Exercise goal - Scan the data. Collect each line that contains the word "this".

Data records
------------------------------------------------------------

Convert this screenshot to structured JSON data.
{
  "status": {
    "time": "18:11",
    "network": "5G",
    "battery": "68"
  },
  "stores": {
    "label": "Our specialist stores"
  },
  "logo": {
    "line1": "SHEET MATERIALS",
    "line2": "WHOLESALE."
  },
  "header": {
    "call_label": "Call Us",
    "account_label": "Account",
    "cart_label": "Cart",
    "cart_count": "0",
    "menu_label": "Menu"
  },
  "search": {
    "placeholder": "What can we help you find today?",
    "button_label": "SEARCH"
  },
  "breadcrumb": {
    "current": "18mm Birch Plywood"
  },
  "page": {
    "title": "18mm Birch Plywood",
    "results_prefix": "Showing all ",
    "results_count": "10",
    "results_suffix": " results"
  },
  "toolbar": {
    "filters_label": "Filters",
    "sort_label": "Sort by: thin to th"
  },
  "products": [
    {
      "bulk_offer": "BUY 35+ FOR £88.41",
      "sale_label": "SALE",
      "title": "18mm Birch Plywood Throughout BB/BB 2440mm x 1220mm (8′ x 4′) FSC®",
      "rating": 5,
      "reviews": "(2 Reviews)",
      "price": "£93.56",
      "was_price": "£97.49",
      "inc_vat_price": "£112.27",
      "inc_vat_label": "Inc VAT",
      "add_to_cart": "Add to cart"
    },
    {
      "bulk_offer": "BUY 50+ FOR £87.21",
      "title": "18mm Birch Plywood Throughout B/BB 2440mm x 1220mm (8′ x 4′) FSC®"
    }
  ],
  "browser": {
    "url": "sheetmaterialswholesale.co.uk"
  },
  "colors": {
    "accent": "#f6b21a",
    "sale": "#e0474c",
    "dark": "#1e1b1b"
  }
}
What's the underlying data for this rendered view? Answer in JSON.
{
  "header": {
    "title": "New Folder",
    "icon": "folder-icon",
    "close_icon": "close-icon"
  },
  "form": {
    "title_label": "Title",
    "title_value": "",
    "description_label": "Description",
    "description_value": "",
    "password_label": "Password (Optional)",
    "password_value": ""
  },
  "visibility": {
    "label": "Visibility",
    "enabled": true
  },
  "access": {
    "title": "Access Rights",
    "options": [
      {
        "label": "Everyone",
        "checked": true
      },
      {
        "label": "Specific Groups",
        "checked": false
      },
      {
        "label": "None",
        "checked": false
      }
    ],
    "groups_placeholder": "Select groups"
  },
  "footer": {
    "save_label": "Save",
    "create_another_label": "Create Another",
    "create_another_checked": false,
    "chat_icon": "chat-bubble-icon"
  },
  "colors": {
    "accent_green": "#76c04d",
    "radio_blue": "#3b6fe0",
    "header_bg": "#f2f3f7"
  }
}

------------------------------------------------------------

Exercise output -
Convert this screenshot to structured JSON data.
What's the underlying data for this rendered view? Answer in JSON.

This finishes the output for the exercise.